Your task: Every entry below should be transcribed exactly; pictures stay out of the copy.

(Part of a data file)

----

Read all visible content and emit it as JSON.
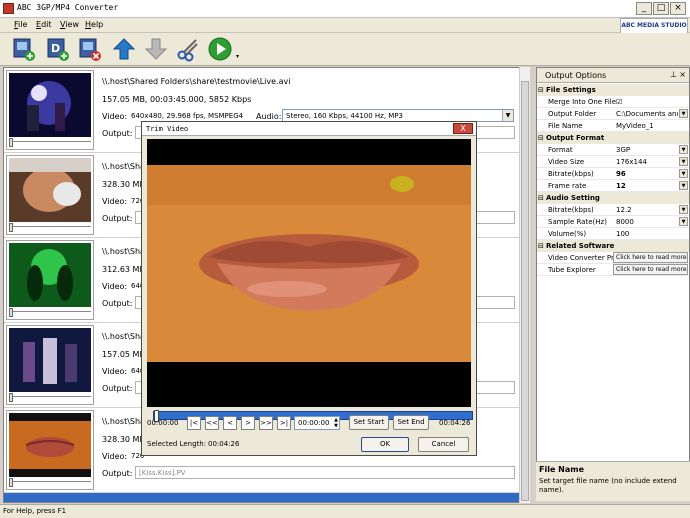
{
  "window": {
    "title": "ABC 3GP/MP4 Converter"
  },
  "menu": [
    {
      "first": "F",
      "rest": "ile"
    },
    {
      "first": "E",
      "rest": "dit"
    },
    {
      "first": "V",
      "rest": "iew"
    },
    {
      "first": "H",
      "rest": "elp"
    }
  ],
  "logo": "ABC MEDIA STUDIO",
  "files": [
    {
      "path": "\\\\.host\\Shared Folders\\share\\testmovie\\Live.avi",
      "info": "157.05 MB, 00:03:45.000, 5852 Kbps",
      "video_label": "Video:",
      "video": "640x480, 29.968 fps, MSMPEG4",
      "audio_label": "Audio:",
      "audio": "Stereo, 160 Kbps, 44100 Hz, MP3",
      "output_label": "Output:",
      "output": ""
    },
    {
      "path": "\\\\.host\\Shared Folders\\sh",
      "info": "328.30 MB, 00",
      "video_label": "Video:",
      "video": "720",
      "audio_label": "",
      "audio": "",
      "output_label": "Output:",
      "output": ""
    },
    {
      "path": "\\\\.host\\Shared Folders\\sh",
      "info": "312.63 MB, 00",
      "video_label": "Video:",
      "video": "640",
      "audio_label": "",
      "audio": "",
      "output_label": "Output:",
      "output": ""
    },
    {
      "path": "\\\\.host\\Shared Folders\\sh",
      "info": "157.05 MB, 00",
      "video_label": "Video:",
      "video": "640",
      "audio_label": "",
      "audio": "",
      "output_label": "Output:",
      "output": ""
    },
    {
      "path": "\\\\.host\\Shared Folders\\sh",
      "info": "328.30 MB, 00",
      "video_label": "Video:",
      "video": "720",
      "audio_label": "",
      "audio": "",
      "output_label": "Output:",
      "output": "[Kiss.Kiss].PV"
    }
  ],
  "dialog": {
    "title": "Trim Video",
    "close": "X",
    "start_time": "00:00:00",
    "time_input": "00:00:00",
    "end_time": "00:04:26",
    "set_start": "Set Start",
    "set_end": "Set End",
    "selected_length_label": "Selected Length:",
    "selected_length": "00:04:26",
    "ok": "OK",
    "cancel": "Cancel",
    "nav": [
      "|<",
      "<<",
      "<",
      ">",
      ">>",
      ">|"
    ]
  },
  "options": {
    "title": "Output Options",
    "sections": [
      {
        "name": "File Settings",
        "rows": [
          {
            "key": "Merge Into One File",
            "value": "☑",
            "dd": false
          },
          {
            "key": "Output Folder",
            "value": "C:\\Documents and",
            "dd": true
          },
          {
            "key": "File Name",
            "value": "MyVideo_1",
            "dd": false
          }
        ]
      },
      {
        "name": "Output Format",
        "rows": [
          {
            "key": "Format",
            "value": "3GP",
            "dd": true
          },
          {
            "key": "Video Size",
            "value": "176x144",
            "dd": true
          },
          {
            "key": "Bitrate(kbps)",
            "value": "96",
            "dd": true
          },
          {
            "key": "Frame rate",
            "value": "12",
            "dd": true
          }
        ]
      },
      {
        "name": "Audio Setting",
        "rows": [
          {
            "key": "Bitrate(kbps)",
            "value": "12.2",
            "dd": true
          },
          {
            "key": "Sample Rate(Hz)",
            "value": "8000",
            "dd": true
          },
          {
            "key": "Volume(%)",
            "value": "100",
            "dd": false
          }
        ]
      },
      {
        "name": "Related Software",
        "rows": [
          {
            "key": "Video Converter Pro",
            "button": "Click here to read more"
          },
          {
            "key": "Tube Explorer",
            "button": "Click here to read more"
          }
        ]
      }
    ],
    "desc_title": "File Name",
    "desc_text": "Set target file name (no include extend name)."
  },
  "status": "For Help, press F1",
  "colors": {
    "accent": "#2f6fd0",
    "toolbar": "#ece9d8"
  }
}
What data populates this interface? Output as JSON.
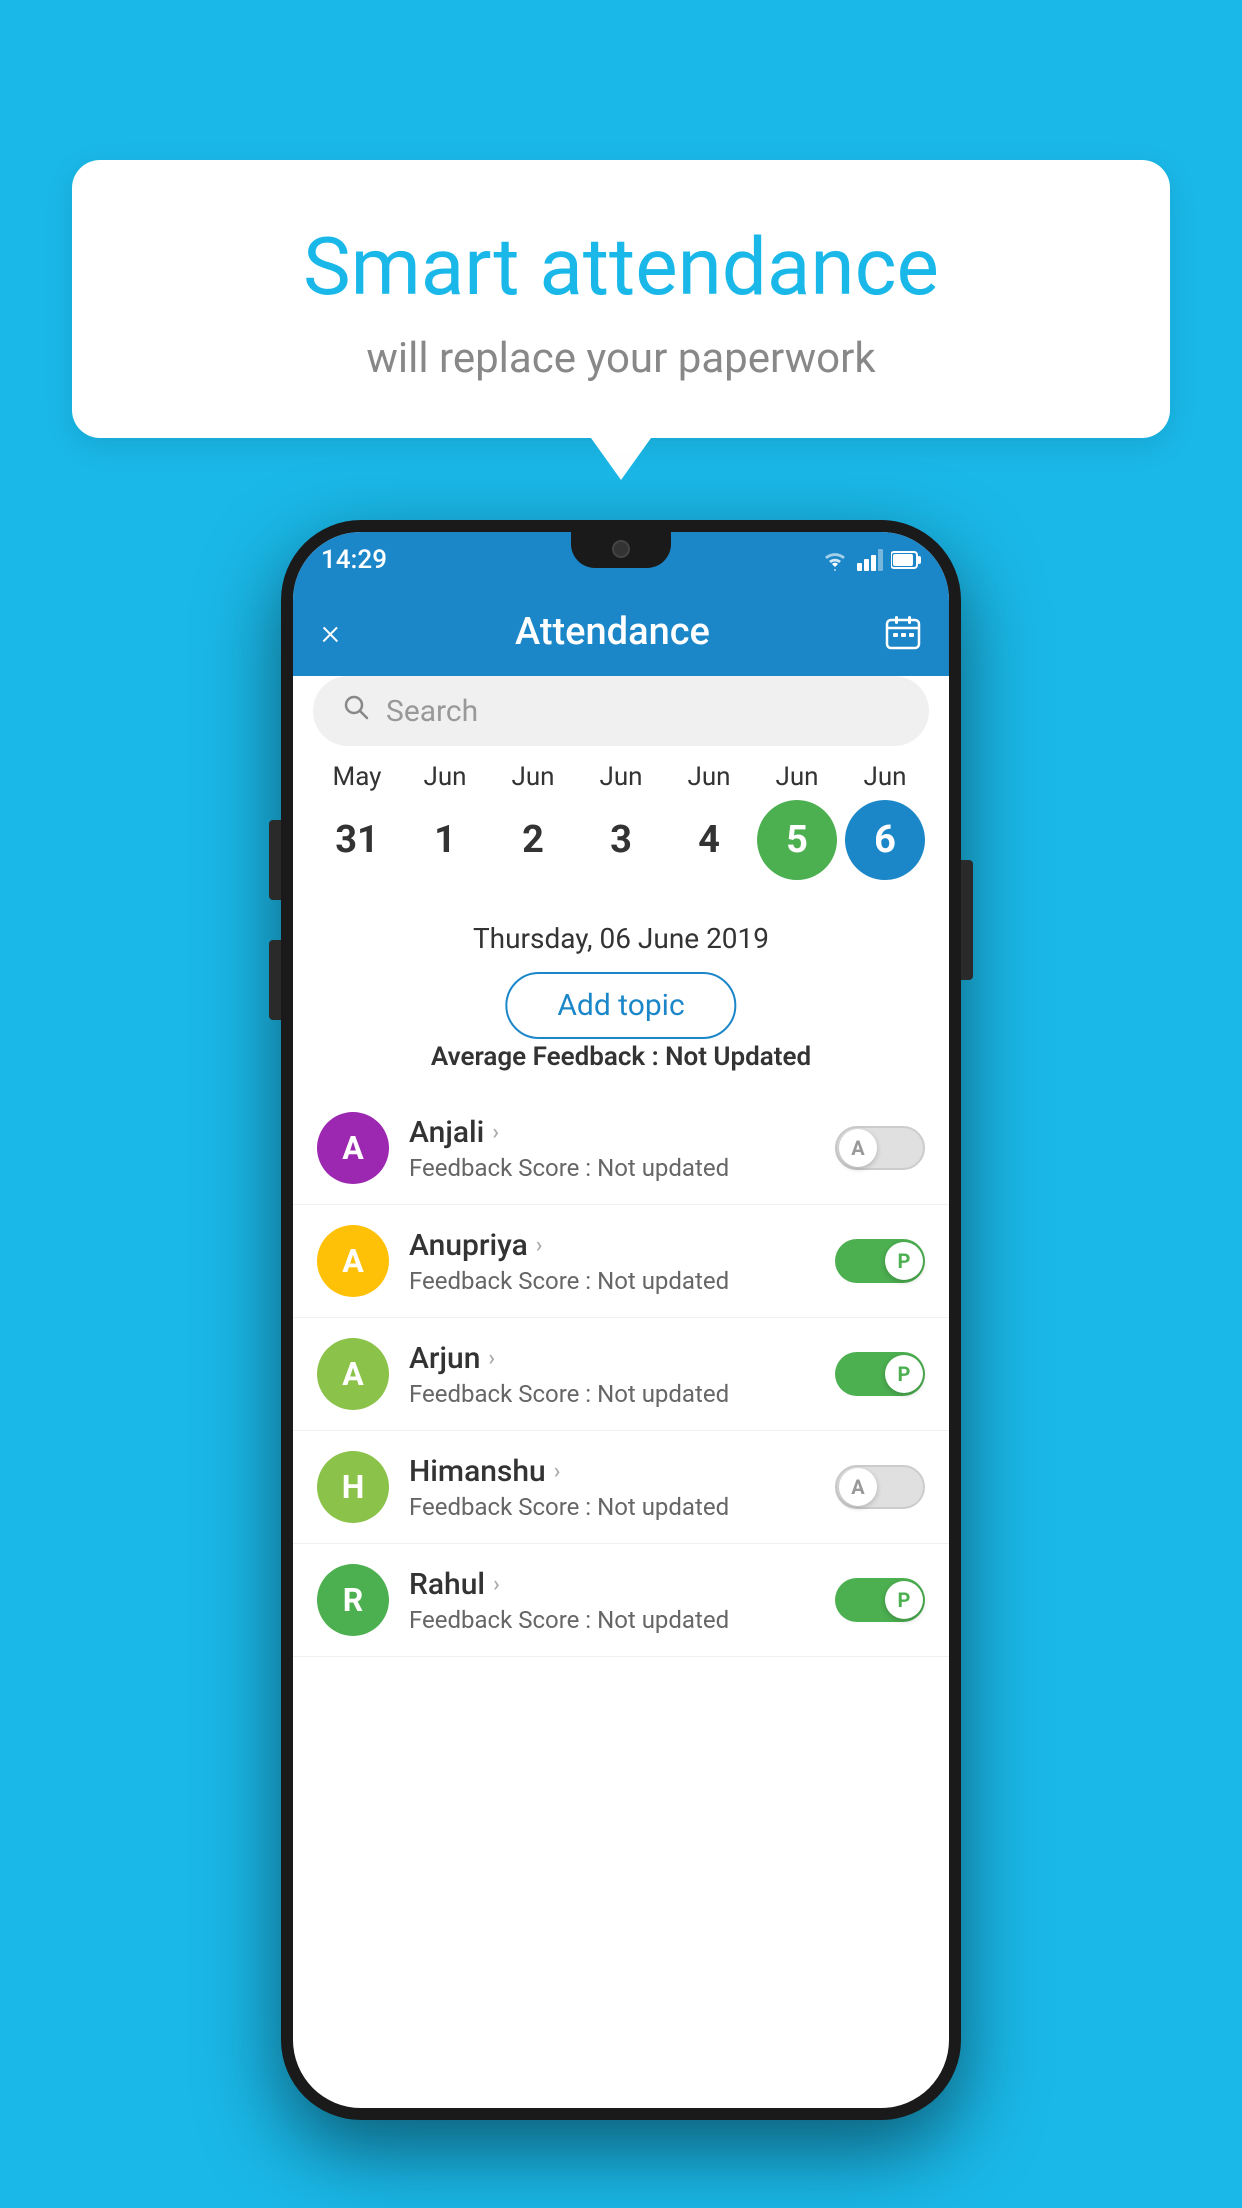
{
  "background_color": "#1ab8e8",
  "speech_bubble": {
    "title": "Smart attendance",
    "subtitle": "will replace your paperwork"
  },
  "status_bar": {
    "time": "14:29",
    "icons": [
      "wifi",
      "signal",
      "battery"
    ]
  },
  "app_header": {
    "title": "Attendance",
    "close_label": "×",
    "calendar_icon": "calendar-icon"
  },
  "search": {
    "placeholder": "Search"
  },
  "calendar": {
    "months": [
      "May",
      "Jun",
      "Jun",
      "Jun",
      "Jun",
      "Jun",
      "Jun"
    ],
    "dates": [
      "31",
      "1",
      "2",
      "3",
      "4",
      "5",
      "6"
    ],
    "today_index": 5,
    "selected_index": 6,
    "selected_date_label": "Thursday, 06 June 2019"
  },
  "add_topic": {
    "label": "Add topic"
  },
  "avg_feedback": {
    "label": "Average Feedback : ",
    "value": "Not Updated"
  },
  "students": [
    {
      "name": "Anjali",
      "avatar_letter": "A",
      "avatar_color": "#9c27b0",
      "feedback_label": "Feedback Score : ",
      "feedback_value": "Not updated",
      "toggle": "off",
      "toggle_letter": "A"
    },
    {
      "name": "Anupriya",
      "avatar_letter": "A",
      "avatar_color": "#ffc107",
      "feedback_label": "Feedback Score : ",
      "feedback_value": "Not updated",
      "toggle": "on",
      "toggle_letter": "P"
    },
    {
      "name": "Arjun",
      "avatar_letter": "A",
      "avatar_color": "#8bc34a",
      "feedback_label": "Feedback Score : ",
      "feedback_value": "Not updated",
      "toggle": "on",
      "toggle_letter": "P"
    },
    {
      "name": "Himanshu",
      "avatar_letter": "H",
      "avatar_color": "#8bc34a",
      "feedback_label": "Feedback Score : ",
      "feedback_value": "Not updated",
      "toggle": "off",
      "toggle_letter": "A"
    },
    {
      "name": "Rahul",
      "avatar_letter": "R",
      "avatar_color": "#4caf50",
      "feedback_label": "Feedback Score : ",
      "feedback_value": "Not updated",
      "toggle": "on",
      "toggle_letter": "P"
    }
  ]
}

----

Answer for this exercise:
Read all visible content and emit it as JSON.
{
  "window": {
    "title": "ABC 3GP/MP4 Converter"
  },
  "menu": [
    {
      "first": "F",
      "rest": "ile"
    },
    {
      "first": "E",
      "rest": "dit"
    },
    {
      "first": "V",
      "rest": "iew"
    },
    {
      "first": "H",
      "rest": "elp"
    }
  ],
  "logo": "ABC MEDIA STUDIO",
  "files": [
    {
      "path": "\\\\.host\\Shared Folders\\share\\testmovie\\Live.avi",
      "info": "157.05 MB, 00:03:45.000, 5852 Kbps",
      "video_label": "Video:",
      "video": "640x480, 29.968 fps, MSMPEG4",
      "audio_label": "Audio:",
      "audio": "Stereo, 160 Kbps, 44100 Hz, MP3",
      "output_label": "Output:",
      "output": ""
    },
    {
      "path": "\\\\.host\\Shared Folders\\sh",
      "info": "328.30 MB, 00",
      "video_label": "Video:",
      "video": "720",
      "audio_label": "",
      "audio": "",
      "output_label": "Output:",
      "output": ""
    },
    {
      "path": "\\\\.host\\Shared Folders\\sh",
      "info": "312.63 MB, 00",
      "video_label": "Video:",
      "video": "640",
      "audio_label": "",
      "audio": "",
      "output_label": "Output:",
      "output": ""
    },
    {
      "path": "\\\\.host\\Shared Folders\\sh",
      "info": "157.05 MB, 00",
      "video_label": "Video:",
      "video": "640",
      "audio_label": "",
      "audio": "",
      "output_label": "Output:",
      "output": ""
    },
    {
      "path": "\\\\.host\\Shared Folders\\sh",
      "info": "328.30 MB, 00",
      "video_label": "Video:",
      "video": "720",
      "audio_label": "",
      "audio": "",
      "output_label": "Output:",
      "output": "[Kiss.Kiss].PV"
    }
  ],
  "dialog": {
    "title": "Trim Video",
    "close": "X",
    "start_time": "00:00:00",
    "time_input": "00:00:00",
    "end_time": "00:04:26",
    "set_start": "Set Start",
    "set_end": "Set End",
    "selected_length_label": "Selected Length:",
    "selected_length": "00:04:26",
    "ok": "OK",
    "cancel": "Cancel",
    "nav": [
      "|<",
      "<<",
      "<",
      ">",
      ">>",
      ">|"
    ]
  },
  "options": {
    "title": "Output Options",
    "sections": [
      {
        "name": "File Settings",
        "rows": [
          {
            "key": "Merge Into One File",
            "value": "☑",
            "dd": false
          },
          {
            "key": "Output Folder",
            "value": "C:\\Documents and",
            "dd": true
          },
          {
            "key": "File Name",
            "value": "MyVideo_1",
            "dd": false
          }
        ]
      },
      {
        "name": "Output Format",
        "rows": [
          {
            "key": "Format",
            "value": "3GP",
            "dd": true
          },
          {
            "key": "Video Size",
            "value": "176x144",
            "dd": true
          },
          {
            "key": "Bitrate(kbps)",
            "value": "96",
            "dd": true
          },
          {
            "key": "Frame rate",
            "value": "12",
            "dd": true
          }
        ]
      },
      {
        "name": "Audio Setting",
        "rows": [
          {
            "key": "Bitrate(kbps)",
            "value": "12.2",
            "dd": true
          },
          {
            "key": "Sample Rate(Hz)",
            "value": "8000",
            "dd": true
          },
          {
            "key": "Volume(%)",
            "value": "100",
            "dd": false
          }
        ]
      },
      {
        "name": "Related Software",
        "rows": [
          {
            "key": "Video Converter Pro",
            "button": "Click here to read more"
          },
          {
            "key": "Tube Explorer",
            "button": "Click here to read more"
          }
        ]
      }
    ],
    "desc_title": "File Name",
    "desc_text": "Set target file name (no include extend name)."
  },
  "status": "For Help, press F1",
  "colors": {
    "accent": "#2f6fd0",
    "toolbar": "#ece9d8"
  }
}
What data populates this interface? Output as JSON.
{
  "background_color": "#1ab8e8",
  "speech_bubble": {
    "title": "Smart attendance",
    "subtitle": "will replace your paperwork"
  },
  "status_bar": {
    "time": "14:29",
    "icons": [
      "wifi",
      "signal",
      "battery"
    ]
  },
  "app_header": {
    "title": "Attendance",
    "close_label": "×",
    "calendar_icon": "calendar-icon"
  },
  "search": {
    "placeholder": "Search"
  },
  "calendar": {
    "months": [
      "May",
      "Jun",
      "Jun",
      "Jun",
      "Jun",
      "Jun",
      "Jun"
    ],
    "dates": [
      "31",
      "1",
      "2",
      "3",
      "4",
      "5",
      "6"
    ],
    "today_index": 5,
    "selected_index": 6,
    "selected_date_label": "Thursday, 06 June 2019"
  },
  "add_topic": {
    "label": "Add topic"
  },
  "avg_feedback": {
    "label": "Average Feedback : ",
    "value": "Not Updated"
  },
  "students": [
    {
      "name": "Anjali",
      "avatar_letter": "A",
      "avatar_color": "#9c27b0",
      "feedback_label": "Feedback Score : ",
      "feedback_value": "Not updated",
      "toggle": "off",
      "toggle_letter": "A"
    },
    {
      "name": "Anupriya",
      "avatar_letter": "A",
      "avatar_color": "#ffc107",
      "feedback_label": "Feedback Score : ",
      "feedback_value": "Not updated",
      "toggle": "on",
      "toggle_letter": "P"
    },
    {
      "name": "Arjun",
      "avatar_letter": "A",
      "avatar_color": "#8bc34a",
      "feedback_label": "Feedback Score : ",
      "feedback_value": "Not updated",
      "toggle": "on",
      "toggle_letter": "P"
    },
    {
      "name": "Himanshu",
      "avatar_letter": "H",
      "avatar_color": "#8bc34a",
      "feedback_label": "Feedback Score : ",
      "feedback_value": "Not updated",
      "toggle": "off",
      "toggle_letter": "A"
    },
    {
      "name": "Rahul",
      "avatar_letter": "R",
      "avatar_color": "#4caf50",
      "feedback_label": "Feedback Score : ",
      "feedback_value": "Not updated",
      "toggle": "on",
      "toggle_letter": "P"
    }
  ]
}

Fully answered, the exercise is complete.